## Lines of data:
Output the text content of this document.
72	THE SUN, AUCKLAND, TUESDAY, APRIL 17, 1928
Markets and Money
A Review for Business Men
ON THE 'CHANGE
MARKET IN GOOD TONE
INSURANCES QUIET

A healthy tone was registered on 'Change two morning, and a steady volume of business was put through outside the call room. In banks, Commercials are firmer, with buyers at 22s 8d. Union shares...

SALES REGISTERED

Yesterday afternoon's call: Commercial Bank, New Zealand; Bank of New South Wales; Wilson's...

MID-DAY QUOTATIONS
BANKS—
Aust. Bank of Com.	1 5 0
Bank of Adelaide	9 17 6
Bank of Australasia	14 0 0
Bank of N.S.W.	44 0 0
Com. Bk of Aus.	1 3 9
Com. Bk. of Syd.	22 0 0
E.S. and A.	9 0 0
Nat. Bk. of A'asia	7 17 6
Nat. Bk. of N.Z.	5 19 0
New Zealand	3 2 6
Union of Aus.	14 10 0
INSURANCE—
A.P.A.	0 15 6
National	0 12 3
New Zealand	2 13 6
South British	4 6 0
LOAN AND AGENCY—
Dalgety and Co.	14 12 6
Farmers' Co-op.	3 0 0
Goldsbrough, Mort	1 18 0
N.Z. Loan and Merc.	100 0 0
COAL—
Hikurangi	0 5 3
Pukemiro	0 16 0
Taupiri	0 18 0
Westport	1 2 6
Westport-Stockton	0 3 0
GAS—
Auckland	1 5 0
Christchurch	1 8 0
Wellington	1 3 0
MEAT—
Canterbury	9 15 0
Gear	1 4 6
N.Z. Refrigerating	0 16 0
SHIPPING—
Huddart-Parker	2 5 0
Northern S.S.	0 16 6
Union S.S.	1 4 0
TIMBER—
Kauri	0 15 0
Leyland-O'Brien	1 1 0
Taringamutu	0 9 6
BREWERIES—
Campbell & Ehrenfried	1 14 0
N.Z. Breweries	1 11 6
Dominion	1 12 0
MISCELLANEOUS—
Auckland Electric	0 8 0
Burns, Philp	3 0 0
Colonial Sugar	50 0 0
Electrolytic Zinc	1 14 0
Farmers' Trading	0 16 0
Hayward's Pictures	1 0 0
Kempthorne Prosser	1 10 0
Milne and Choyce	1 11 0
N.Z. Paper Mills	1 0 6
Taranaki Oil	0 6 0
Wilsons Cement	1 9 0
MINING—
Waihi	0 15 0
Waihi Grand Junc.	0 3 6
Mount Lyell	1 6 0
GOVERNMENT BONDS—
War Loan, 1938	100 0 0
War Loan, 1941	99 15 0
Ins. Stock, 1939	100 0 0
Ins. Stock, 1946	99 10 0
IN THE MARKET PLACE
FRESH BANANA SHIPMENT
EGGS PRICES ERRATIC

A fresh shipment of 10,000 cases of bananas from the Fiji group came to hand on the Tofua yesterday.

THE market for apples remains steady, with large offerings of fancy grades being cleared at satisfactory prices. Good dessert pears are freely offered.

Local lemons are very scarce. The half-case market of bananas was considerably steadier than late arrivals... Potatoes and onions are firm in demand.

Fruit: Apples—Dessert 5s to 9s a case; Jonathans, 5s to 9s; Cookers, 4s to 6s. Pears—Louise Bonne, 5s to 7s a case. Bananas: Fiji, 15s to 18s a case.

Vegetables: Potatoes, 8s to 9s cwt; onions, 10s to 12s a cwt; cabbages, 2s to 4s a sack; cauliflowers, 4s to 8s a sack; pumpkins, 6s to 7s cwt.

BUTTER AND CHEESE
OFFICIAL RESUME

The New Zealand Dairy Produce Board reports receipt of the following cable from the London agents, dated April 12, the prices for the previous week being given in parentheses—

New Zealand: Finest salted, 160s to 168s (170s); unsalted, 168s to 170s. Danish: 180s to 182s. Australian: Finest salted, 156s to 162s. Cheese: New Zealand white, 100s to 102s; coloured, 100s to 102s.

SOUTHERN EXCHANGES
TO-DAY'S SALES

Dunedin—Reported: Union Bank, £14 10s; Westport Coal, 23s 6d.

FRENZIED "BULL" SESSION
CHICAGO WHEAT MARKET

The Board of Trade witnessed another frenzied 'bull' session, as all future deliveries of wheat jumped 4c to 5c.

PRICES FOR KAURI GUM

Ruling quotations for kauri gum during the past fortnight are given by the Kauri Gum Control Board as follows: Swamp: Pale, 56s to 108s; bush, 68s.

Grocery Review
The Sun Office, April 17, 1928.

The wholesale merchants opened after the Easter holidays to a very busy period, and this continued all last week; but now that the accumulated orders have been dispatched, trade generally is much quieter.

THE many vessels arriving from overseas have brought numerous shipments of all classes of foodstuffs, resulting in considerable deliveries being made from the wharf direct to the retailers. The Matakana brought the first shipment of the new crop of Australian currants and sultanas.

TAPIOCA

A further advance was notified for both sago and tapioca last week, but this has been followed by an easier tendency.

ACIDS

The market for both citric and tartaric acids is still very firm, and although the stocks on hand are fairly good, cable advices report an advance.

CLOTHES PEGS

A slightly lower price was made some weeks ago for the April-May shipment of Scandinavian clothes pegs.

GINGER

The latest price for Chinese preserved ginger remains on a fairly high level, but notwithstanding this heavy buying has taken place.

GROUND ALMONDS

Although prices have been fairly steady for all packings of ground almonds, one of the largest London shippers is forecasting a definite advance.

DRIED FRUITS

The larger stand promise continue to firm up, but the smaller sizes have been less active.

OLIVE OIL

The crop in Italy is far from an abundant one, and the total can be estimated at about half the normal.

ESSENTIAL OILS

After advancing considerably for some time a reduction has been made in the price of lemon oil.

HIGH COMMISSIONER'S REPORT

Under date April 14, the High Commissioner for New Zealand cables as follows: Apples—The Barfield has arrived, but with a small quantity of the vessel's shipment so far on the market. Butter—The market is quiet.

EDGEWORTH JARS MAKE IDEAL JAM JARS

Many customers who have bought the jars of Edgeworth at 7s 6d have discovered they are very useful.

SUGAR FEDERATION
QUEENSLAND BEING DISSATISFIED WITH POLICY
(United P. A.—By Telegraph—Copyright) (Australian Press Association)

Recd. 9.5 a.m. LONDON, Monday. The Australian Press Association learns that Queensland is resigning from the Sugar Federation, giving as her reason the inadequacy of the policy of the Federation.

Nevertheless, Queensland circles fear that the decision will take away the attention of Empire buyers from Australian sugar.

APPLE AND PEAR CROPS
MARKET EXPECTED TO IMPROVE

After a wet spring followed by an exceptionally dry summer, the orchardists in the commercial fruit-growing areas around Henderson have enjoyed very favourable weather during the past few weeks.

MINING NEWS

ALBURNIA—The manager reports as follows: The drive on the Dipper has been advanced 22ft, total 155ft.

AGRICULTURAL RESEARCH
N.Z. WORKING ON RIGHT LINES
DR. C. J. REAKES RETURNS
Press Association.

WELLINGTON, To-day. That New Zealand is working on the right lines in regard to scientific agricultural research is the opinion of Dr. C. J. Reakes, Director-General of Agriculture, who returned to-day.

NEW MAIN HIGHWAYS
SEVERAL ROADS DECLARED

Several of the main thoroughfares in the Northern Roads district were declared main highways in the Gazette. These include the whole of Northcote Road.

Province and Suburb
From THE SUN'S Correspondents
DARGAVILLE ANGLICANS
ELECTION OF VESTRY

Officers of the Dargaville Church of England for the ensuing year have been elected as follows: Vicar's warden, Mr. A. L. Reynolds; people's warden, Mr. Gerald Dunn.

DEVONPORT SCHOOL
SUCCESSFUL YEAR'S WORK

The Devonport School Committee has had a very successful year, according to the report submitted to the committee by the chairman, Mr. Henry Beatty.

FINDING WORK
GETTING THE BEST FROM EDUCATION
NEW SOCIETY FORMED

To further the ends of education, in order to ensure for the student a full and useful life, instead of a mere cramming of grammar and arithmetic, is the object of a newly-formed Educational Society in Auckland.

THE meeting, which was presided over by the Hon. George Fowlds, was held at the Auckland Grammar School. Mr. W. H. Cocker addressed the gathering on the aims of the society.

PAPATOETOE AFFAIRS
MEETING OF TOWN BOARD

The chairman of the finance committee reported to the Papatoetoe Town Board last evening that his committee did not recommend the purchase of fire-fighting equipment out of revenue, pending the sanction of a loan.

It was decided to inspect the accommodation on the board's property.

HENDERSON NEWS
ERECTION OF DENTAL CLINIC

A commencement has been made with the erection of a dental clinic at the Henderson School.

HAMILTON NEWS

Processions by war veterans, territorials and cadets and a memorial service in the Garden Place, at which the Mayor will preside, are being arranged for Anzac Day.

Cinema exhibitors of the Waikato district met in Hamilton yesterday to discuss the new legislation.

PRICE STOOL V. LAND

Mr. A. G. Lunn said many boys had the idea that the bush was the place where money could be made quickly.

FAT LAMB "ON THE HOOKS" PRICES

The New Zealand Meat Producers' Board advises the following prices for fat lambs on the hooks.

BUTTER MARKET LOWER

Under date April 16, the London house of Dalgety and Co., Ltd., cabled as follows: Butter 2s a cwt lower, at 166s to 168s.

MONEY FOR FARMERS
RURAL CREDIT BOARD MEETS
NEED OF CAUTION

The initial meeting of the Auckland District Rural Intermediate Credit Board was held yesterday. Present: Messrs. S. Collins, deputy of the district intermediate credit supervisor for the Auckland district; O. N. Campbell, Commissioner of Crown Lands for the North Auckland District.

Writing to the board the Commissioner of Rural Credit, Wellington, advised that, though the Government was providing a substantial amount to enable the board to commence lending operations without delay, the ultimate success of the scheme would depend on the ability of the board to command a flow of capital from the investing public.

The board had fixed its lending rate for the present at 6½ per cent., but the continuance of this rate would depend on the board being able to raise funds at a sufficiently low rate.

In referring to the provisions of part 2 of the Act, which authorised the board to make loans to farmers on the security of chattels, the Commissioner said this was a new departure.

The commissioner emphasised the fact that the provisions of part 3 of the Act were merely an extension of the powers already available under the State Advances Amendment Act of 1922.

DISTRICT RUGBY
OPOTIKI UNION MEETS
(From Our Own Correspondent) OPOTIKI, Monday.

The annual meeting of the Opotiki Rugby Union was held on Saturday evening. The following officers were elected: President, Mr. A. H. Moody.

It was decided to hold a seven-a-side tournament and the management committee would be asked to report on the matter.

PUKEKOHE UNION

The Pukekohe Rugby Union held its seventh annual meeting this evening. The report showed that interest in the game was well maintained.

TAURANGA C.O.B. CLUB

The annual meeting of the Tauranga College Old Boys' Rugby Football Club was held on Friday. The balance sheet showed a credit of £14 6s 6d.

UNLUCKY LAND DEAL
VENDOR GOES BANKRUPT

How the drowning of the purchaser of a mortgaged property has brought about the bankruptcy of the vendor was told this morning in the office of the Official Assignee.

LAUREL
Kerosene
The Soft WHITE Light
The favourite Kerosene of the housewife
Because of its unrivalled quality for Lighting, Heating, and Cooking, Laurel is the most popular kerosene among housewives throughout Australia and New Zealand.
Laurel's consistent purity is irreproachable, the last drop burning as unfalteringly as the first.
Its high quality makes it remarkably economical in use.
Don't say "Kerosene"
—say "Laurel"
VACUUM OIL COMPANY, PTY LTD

## TASK REQUIREMENTS:
How many lines in the listing contain "further"? Answer with the number alone.

## RESULT OF THIS TASK:
2